**The problem**
In this exercise, print only the lines from the line with "Extract all readable text from this page." to the last line of the data below, inclusive. Any pictures should be left out.

— BEGIN Material provided —

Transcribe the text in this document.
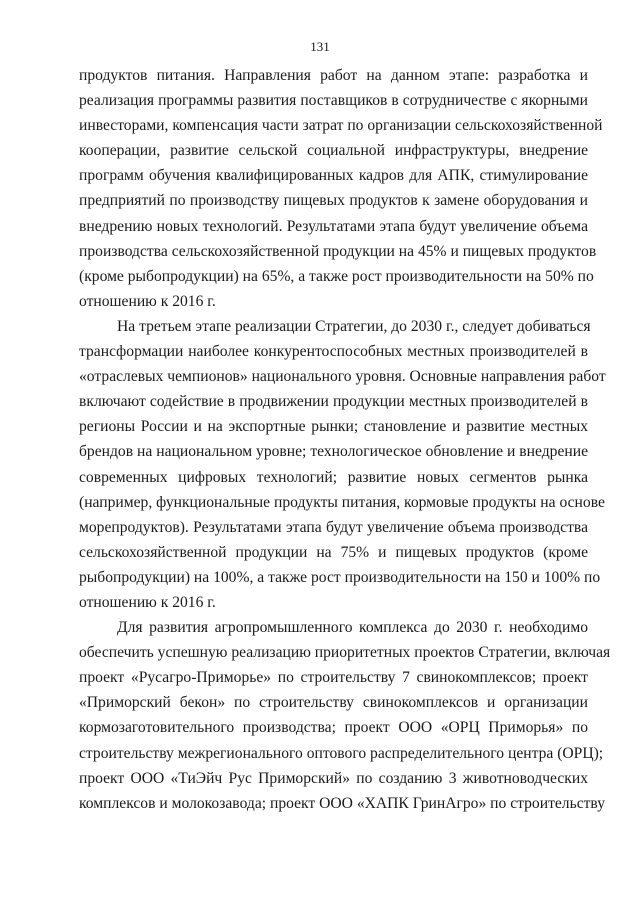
131

продуктов питания. Направления работ на данном этапе: разработка и
реализация программы развития поставщиков в сотрудничестве с якорными
инвесторами, компенсация части затрат по организации сельскохозяйственной
кооперации, развитие сельской социальной инфраструктуры, внедрение
программ обучения квалифицированных кадров для АПК, стимулирование
предприятий по производству пищевых продуктов к замене оборудования и
внедрению новых технологий. Результатами этапа будут увеличение объема
производства сельскохозяйственной продукции на 45% и пищевых продуктов
(кроме рыбопродукции) на 65%, а также рост производительности на 50% по
отношению к 2016 г.

На третьем этапе реализации Стратегии, до 2030 г., следует добиваться
трансформации наиболее конкурентоспособных местных производителей в
«отраслевых чемпионов» национального уровня. Основные направления работ
включают содействие в продвижении продукции местных производителей в
регионы России и на экспортные рынки; становление и развитие местных
брендов на национальном уровне; технологическое обновление и внедрение
современных цифровых технологий; развитие новых сегментов рынка
(например, функциональные продукты питания, кормовые продукты на основе
морепродуктов). Результатами этапа будут увеличение объема производства
сельскохозяйственной продукции на 75% и пищевых продуктов (кроме
рыбопродукции) на 100%, а также рост производительности на 150 и 100% по
отношению к 2016 г.

Для развития агропромышленного комплекса до 2030 г. необходимо
обеспечить успешную реализацию приоритетных проектов Стратегии, включая
проект «Русагро-Приморье» по строительству 7 свинокомплексов; проект
«Приморский бекон» по строительству свинокомплексов и организации
кормозаготовительного производства; проект ООО «ОРЦ Приморья» по
строительству межрегионального оптового распределительного центра (ОРЦ);
проект ООО «ТиЭйч Рус Приморский» по созданию 3 животноводческих
комплексов и молокозавода; проект ООО «ХАПК ГринАгро» по строительству
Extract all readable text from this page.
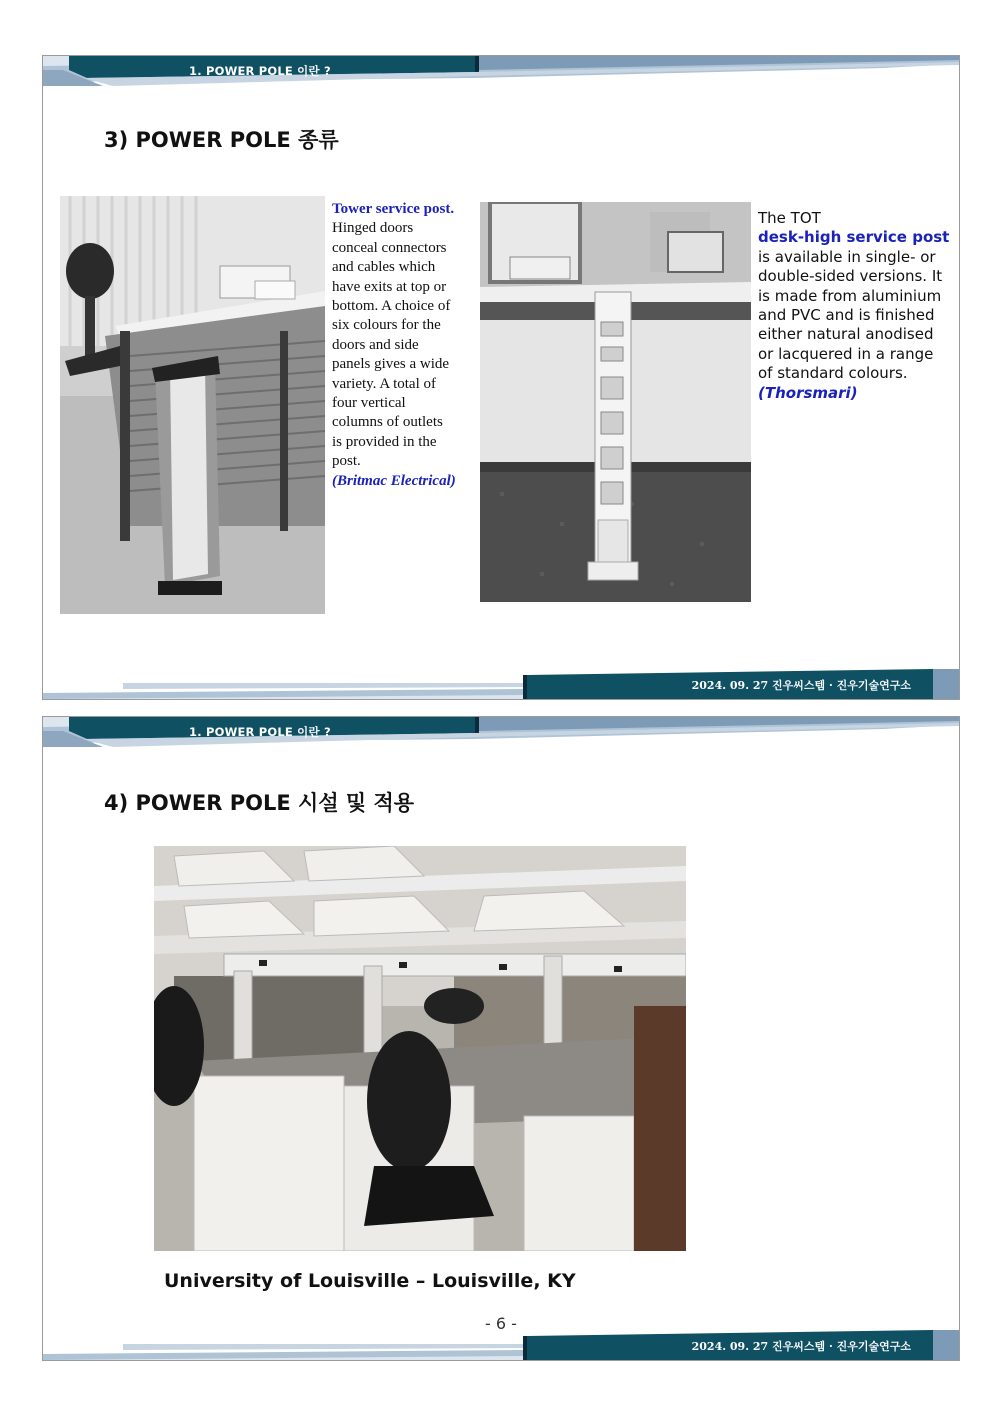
1. POWER POLE 이란 ?
3) POWER POLE 종류
Tower service post.
Hinged doors
conceal connectors
and cables which
have exits at top or
bottom. A choice of
six colours for the
doors and side
panels gives a wide
variety. A total of
four vertical
columns of outlets
is provided in the
post.
(Britmac Electrical)
The TOT
desk-high service post
is available in single- or
double-sided versions. It
is made from aluminium
and PVC and is finished
either natural anodised
or lacquered in a range
of standard colours.
(Thorsmari)
2024. 09. 27 진우씨스템 · 진우기술연구소
1. POWER POLE 이란 ?
4) POWER POLE 시설 및 적용
University of Louisville – Louisville, KY
- 6 -
2024. 09. 27 진우씨스템 · 진우기술연구소
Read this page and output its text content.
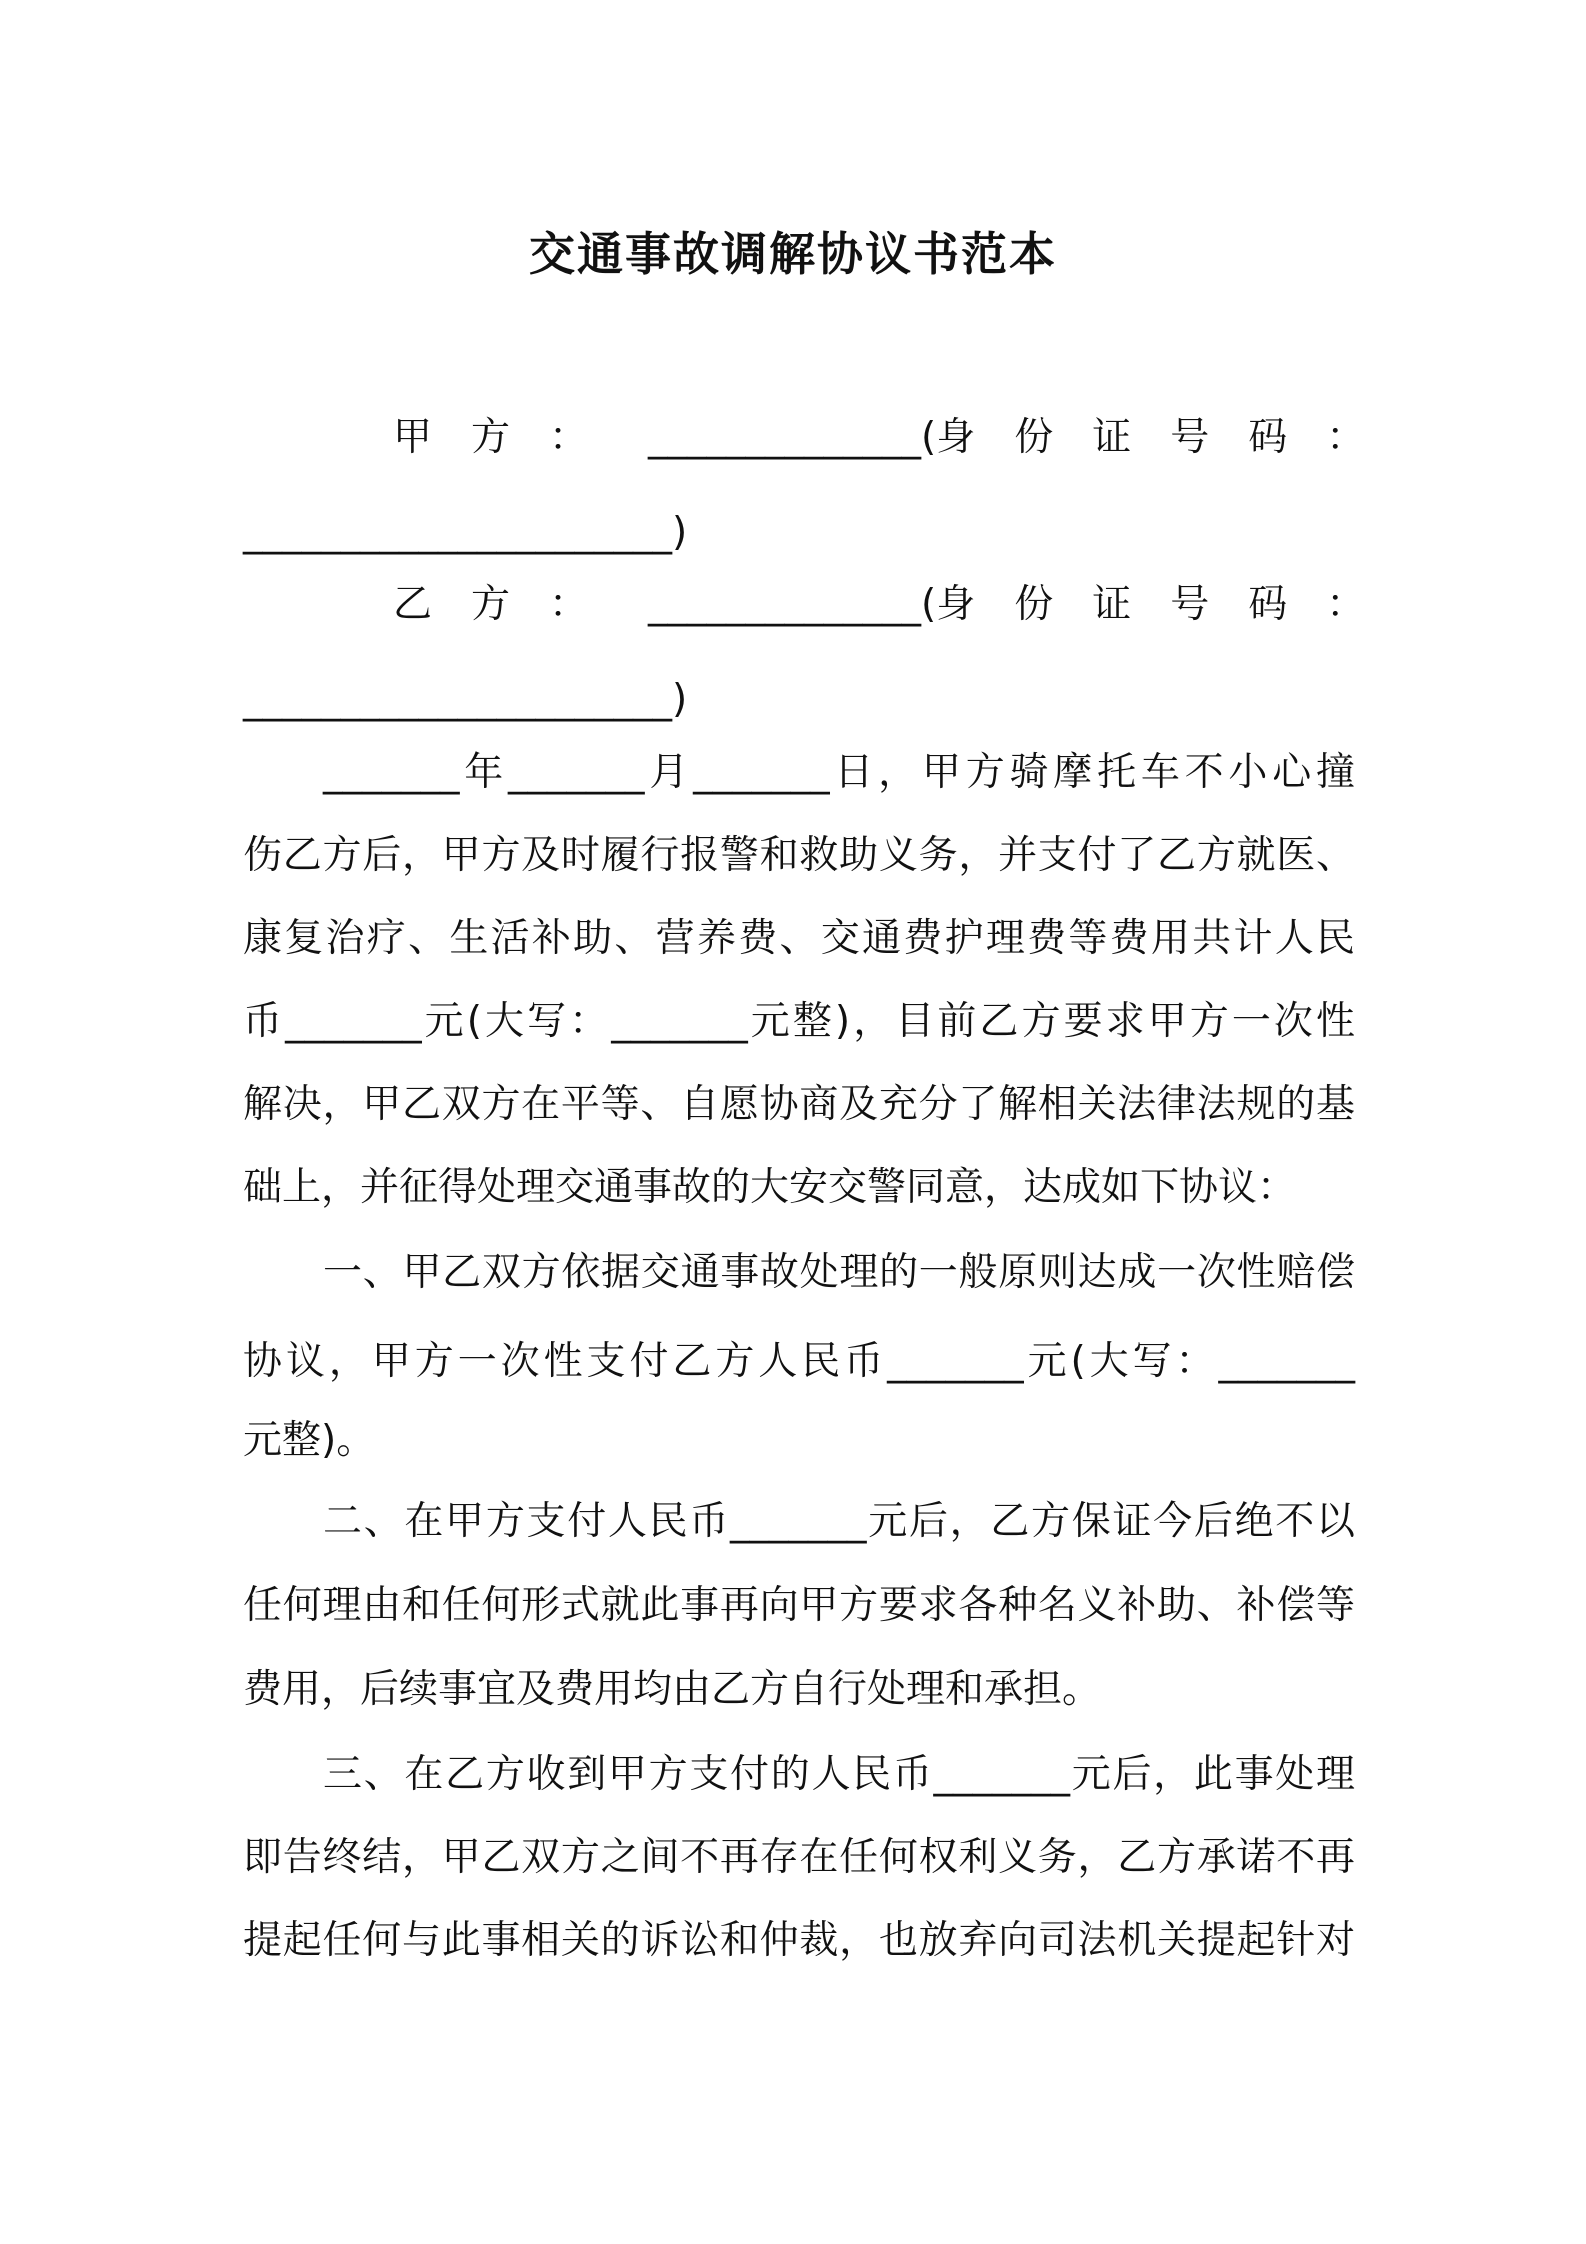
交通事故调解协议书范本
甲　方　： ______________(身　份　证　号　码　：
______________________)
乙　方　： ______________(身　份　证　号　码　：
______________________)
_______年_______月_______日，甲方骑摩托车不小心撞
伤乙方后，甲方及时履行报警和救助义务，并支付了乙方就医、
康复治疗、生活补助、营养费、交通费护理费等费用共计人民
币_______元(大写：_______元整)，目前乙方要求甲方一次性
解决，甲乙双方在平等、自愿协商及充分了解相关法律法规的基
础上，并征得处理交通事故的大安交警同意，达成如下协议：
一、甲乙双方依据交通事故处理的一般原则达成一次性赔偿
协议，甲方一次性支付乙方人民币_______元(大写：_______
元整)。
二、在甲方支付人民币_______元后，乙方保证今后绝不以
任何理由和任何形式就此事再向甲方要求各种名义补助、补偿等
费用，后续事宜及费用均由乙方自行处理和承担。
三、在乙方收到甲方支付的人民币_______元后，此事处理
即告终结，甲乙双方之间不再存在任何权利义务，乙方承诺不再
提起任何与此事相关的诉讼和仲裁，也放弃向司法机关提起针对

— END Material provided —

**Complete output**
Extract all readable text from this page.
1. POWER POLE 이란 ?
3) POWER POLE 종류
Tower service post.
Hinged doors
conceal connectors
and cables which
have exits at top or
bottom. A choice of
six colours for the
doors and side
panels gives a wide
variety. A total of
four vertical
columns of outlets
is provided in the
post.
(Britmac Electrical)
The TOT
desk-high service post
is available in single- or
double-sided versions. It
is made from aluminium
and PVC and is finished
either natural anodised
or lacquered in a range
of standard colours.
(Thorsmari)
2024. 09. 27 진우씨스템 · 진우기술연구소
1. POWER POLE 이란 ?
4) POWER POLE 시설 및 적용
University of Louisville – Louisville, KY
- 6 -
2024. 09. 27 진우씨스템 · 진우기술연구소
Read this page and output its text content.
交通事故调解协议书范本
甲　方　： ______________(身　份　证　号　码　：
______________________)
乙　方　： ______________(身　份　证　号　码　：
______________________)
_______年_______月_______日，甲方骑摩托车不小心撞
伤乙方后，甲方及时履行报警和救助义务，并支付了乙方就医、
康复治疗、生活补助、营养费、交通费护理费等费用共计人民
币_______元(大写：_______元整)，目前乙方要求甲方一次性
解决，甲乙双方在平等、自愿协商及充分了解相关法律法规的基
础上，并征得处理交通事故的大安交警同意，达成如下协议：
一、甲乙双方依据交通事故处理的一般原则达成一次性赔偿
协议，甲方一次性支付乙方人民币_______元(大写：_______
元整)。
二、在甲方支付人民币_______元后，乙方保证今后绝不以
任何理由和任何形式就此事再向甲方要求各种名义补助、补偿等
费用，后续事宜及费用均由乙方自行处理和承担。
三、在乙方收到甲方支付的人民币_______元后，此事处理
即告终结，甲乙双方之间不再存在任何权利义务，乙方承诺不再
提起任何与此事相关的诉讼和仲裁，也放弃向司法机关提起针对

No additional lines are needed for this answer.